-------- Source document --------
October 28, 2009 | Testimony on Energy and Environment
Testimony before the
Environment and Public Works Committee,
United States Senate
October 28, 2009
My name is Dr. James Jay Carafano. I am the Deputy Director of the Kathryn and Shelby Cullom Davis Institute for International Studies and the Director of Douglas and Sarah Allison Center for Foreign Policy Studies at The Heritage Foundation. The views I express in this testimony are my own, and should not be construed as representing any official position of The Heritage Foundation.
Thank you for the opportunity to appear before the committee today and address this vital subject. As President Barack Obama rightly noted in one of his first directives, his "highest priority is to keep the American people safe." He is right. The preamble of the U.S. Constitution states "providing for the common defense" is among the greatest obligations of government. It is, therefore, judicious and appropriate for the committee to consider the national security implications of major legislation that could well affect our freedoms, safety, and prosperity.
The Clean Energy Jobs and America Power Act (S. 1733) has engendered tremendous controversy. Concerns abound about the legislation's adverse economic consequences, and there is skepticism of its effects on world climate trends. I will focus my analysis and observations on the national security implications of attempting to address climate change through a framework established by national legislation.
The premise behind the proposed legislation is that the United States must create a government-run program to reduce the emission of "greenhouse gases," including carbon dioxide (CO2). The bill would establish a complex energy tax scheme to penalize businesses and industries that emit these gases. Proponents of the legislation have argued that passage is essential to advance U.S. national security. Without the law, proponents argue, adverse climate changes will cause nations to fail, natural disasters will yield unprecedented humanitarian crises, and states will chronically go to combat over the remaining resources. Likewise, they conclude that the legislation will break an "addiction to foreign oil[that] hurts our economy, helps our enemies and risks our security." I disagree with both conclusions.
I conclude that U.S. long-term national security would not be best addressed through legislation that attempts to regulate carbon emissions. This assessment is based on my experience as a serving military officer of 25 years, much of which revolved around strategy and policy planning; a complementary career as a military historian particularly interested in the relationship between armed forces and society and the intersection of military affairs, scientific, business, cultural, and economic history; and as a professor in post-graduate studies whose research and lectures focus on the methods of analysis used to address complex and intractable public policy and national security issues.
In my remarks today I would like to do three things: 1) address each of the arguments for linking global warming and long-term U.S. security interests; 2) discuss what I think should rightly be the focus of analyzing the proposed legislation--the short-term security concerns that I believe might arise if the bill becomes law; and 3) suggest some efficacious options for addressing global warming and energy supply Issues in the context of national security.
--------
# [Problems and tasks]
**A.** In the testimony on energy and national security, how many years did the speaker serve as a military officer?
**B.** Rename "positions" to "locations" in the records from their first line through the line holding "241, 297, 244]", inclusive, and write those lines out again with nothing else changed.
-------- Input rows --------
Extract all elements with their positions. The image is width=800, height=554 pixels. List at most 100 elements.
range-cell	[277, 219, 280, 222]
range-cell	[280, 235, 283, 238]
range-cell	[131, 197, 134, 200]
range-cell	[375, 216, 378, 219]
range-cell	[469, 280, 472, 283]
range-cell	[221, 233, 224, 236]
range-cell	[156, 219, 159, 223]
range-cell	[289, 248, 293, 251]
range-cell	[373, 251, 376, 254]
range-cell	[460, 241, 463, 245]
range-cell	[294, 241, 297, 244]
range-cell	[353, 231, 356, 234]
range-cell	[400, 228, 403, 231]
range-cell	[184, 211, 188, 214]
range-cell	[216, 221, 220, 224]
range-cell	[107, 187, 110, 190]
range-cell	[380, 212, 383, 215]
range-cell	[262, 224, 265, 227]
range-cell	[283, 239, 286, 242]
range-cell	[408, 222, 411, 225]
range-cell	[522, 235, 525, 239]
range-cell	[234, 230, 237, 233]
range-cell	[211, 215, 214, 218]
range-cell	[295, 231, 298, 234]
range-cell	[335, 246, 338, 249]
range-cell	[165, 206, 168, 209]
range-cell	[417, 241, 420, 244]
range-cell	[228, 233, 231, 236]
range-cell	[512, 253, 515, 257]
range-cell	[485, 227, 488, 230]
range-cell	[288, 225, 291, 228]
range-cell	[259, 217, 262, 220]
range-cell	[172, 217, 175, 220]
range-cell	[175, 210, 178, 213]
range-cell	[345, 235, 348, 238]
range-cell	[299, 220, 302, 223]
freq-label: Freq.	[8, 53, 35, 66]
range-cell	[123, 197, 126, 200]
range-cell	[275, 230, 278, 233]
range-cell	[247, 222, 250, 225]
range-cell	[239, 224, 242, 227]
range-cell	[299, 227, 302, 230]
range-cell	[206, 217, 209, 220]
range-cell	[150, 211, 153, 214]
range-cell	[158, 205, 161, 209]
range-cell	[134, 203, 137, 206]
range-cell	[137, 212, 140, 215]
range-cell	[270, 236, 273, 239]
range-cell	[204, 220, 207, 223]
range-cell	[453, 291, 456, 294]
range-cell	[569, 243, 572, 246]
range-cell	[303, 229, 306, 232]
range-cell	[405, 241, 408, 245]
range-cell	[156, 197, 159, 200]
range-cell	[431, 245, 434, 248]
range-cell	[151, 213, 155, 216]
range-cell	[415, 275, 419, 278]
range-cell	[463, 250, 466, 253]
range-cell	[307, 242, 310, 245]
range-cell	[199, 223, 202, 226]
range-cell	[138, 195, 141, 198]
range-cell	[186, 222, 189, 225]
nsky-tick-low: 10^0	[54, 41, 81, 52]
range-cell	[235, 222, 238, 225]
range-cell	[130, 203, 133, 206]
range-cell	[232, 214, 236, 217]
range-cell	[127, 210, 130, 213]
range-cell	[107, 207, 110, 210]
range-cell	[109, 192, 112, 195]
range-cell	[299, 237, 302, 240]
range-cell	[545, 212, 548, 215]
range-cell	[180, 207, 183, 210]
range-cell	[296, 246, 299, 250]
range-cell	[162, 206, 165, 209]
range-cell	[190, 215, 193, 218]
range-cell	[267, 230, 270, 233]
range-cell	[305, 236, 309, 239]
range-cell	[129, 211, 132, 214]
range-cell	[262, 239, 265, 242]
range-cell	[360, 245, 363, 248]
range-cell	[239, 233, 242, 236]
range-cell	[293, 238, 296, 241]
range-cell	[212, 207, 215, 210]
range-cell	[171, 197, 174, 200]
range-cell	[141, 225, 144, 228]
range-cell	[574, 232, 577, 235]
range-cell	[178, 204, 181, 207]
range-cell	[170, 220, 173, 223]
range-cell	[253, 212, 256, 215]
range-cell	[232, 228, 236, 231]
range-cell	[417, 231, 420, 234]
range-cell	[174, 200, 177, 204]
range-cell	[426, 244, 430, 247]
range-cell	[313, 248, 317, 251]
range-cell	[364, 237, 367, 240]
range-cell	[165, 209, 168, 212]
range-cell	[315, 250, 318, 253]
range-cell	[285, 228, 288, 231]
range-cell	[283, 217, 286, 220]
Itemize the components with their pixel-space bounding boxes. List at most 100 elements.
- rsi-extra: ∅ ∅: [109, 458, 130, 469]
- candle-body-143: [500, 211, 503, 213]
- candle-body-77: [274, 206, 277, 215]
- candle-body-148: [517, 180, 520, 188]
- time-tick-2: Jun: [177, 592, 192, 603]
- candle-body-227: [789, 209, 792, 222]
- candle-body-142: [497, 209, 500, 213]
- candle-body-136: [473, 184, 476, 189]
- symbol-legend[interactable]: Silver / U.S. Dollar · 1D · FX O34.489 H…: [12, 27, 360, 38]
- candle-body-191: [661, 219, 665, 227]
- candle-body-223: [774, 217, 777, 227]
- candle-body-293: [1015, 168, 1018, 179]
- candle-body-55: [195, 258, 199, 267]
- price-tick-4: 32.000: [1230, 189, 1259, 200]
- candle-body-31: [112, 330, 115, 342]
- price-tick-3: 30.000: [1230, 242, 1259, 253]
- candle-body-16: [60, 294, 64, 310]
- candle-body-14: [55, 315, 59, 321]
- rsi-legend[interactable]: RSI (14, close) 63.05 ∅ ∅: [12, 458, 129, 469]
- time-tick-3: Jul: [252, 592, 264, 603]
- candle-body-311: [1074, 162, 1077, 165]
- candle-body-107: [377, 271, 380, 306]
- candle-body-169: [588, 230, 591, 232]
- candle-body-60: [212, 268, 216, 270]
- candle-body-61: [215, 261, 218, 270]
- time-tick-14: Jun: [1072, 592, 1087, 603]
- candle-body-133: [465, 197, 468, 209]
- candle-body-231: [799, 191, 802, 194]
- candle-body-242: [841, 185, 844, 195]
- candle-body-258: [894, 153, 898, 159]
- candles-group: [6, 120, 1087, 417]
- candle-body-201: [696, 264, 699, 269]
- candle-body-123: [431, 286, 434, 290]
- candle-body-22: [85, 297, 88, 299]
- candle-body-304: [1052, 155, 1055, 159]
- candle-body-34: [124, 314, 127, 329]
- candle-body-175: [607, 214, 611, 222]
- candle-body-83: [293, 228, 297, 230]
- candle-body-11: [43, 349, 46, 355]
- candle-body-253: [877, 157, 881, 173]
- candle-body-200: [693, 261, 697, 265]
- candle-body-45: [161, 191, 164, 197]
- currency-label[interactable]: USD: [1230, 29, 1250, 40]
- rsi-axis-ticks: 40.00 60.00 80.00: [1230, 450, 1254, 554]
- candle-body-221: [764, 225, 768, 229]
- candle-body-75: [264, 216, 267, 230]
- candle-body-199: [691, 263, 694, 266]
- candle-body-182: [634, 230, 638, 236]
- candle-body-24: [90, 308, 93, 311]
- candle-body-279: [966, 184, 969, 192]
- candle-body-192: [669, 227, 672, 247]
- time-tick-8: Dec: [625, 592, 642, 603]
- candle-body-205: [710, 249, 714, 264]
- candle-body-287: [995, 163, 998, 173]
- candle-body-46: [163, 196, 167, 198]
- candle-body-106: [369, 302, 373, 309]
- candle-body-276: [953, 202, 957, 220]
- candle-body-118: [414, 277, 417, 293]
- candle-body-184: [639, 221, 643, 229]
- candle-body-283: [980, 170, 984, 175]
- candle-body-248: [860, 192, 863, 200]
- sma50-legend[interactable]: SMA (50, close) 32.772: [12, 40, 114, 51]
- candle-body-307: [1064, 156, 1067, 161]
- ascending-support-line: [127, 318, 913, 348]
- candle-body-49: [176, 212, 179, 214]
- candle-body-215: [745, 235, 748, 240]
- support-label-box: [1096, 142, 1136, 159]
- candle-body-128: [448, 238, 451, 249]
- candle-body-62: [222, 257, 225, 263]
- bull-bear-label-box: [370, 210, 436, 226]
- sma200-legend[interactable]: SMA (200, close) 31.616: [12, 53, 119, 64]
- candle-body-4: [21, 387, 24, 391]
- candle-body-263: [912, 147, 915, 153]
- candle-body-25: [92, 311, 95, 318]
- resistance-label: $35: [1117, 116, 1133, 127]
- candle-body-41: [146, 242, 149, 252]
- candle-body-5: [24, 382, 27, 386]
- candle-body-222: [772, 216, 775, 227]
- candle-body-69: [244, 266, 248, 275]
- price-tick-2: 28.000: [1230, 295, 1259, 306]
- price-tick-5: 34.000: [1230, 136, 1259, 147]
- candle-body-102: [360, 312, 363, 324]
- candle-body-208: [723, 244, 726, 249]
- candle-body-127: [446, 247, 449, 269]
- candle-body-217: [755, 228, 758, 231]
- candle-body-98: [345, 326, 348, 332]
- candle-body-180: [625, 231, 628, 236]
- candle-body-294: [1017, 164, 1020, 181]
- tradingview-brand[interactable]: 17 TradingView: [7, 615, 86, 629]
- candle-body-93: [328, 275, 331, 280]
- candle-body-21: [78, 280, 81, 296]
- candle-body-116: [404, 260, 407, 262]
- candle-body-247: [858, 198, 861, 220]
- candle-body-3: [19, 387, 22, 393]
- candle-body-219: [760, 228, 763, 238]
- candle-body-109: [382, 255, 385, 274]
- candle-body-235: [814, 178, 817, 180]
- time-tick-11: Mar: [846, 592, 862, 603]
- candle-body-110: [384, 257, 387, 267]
--------
# [Solutions below]
**A.** 25 years.

**B.**
Extract all elements with their locations. The image is width=800, height=554 pixels. List at most 100 elements.
range-cell	[277, 219, 280, 222]
range-cell	[280, 235, 283, 238]
range-cell	[131, 197, 134, 200]
range-cell	[375, 216, 378, 219]
range-cell	[469, 280, 472, 283]
range-cell	[221, 233, 224, 236]
range-cell	[156, 219, 159, 223]
range-cell	[289, 248, 293, 251]
range-cell	[373, 251, 376, 254]
range-cell	[460, 241, 463, 245]
range-cell	[294, 241, 297, 244]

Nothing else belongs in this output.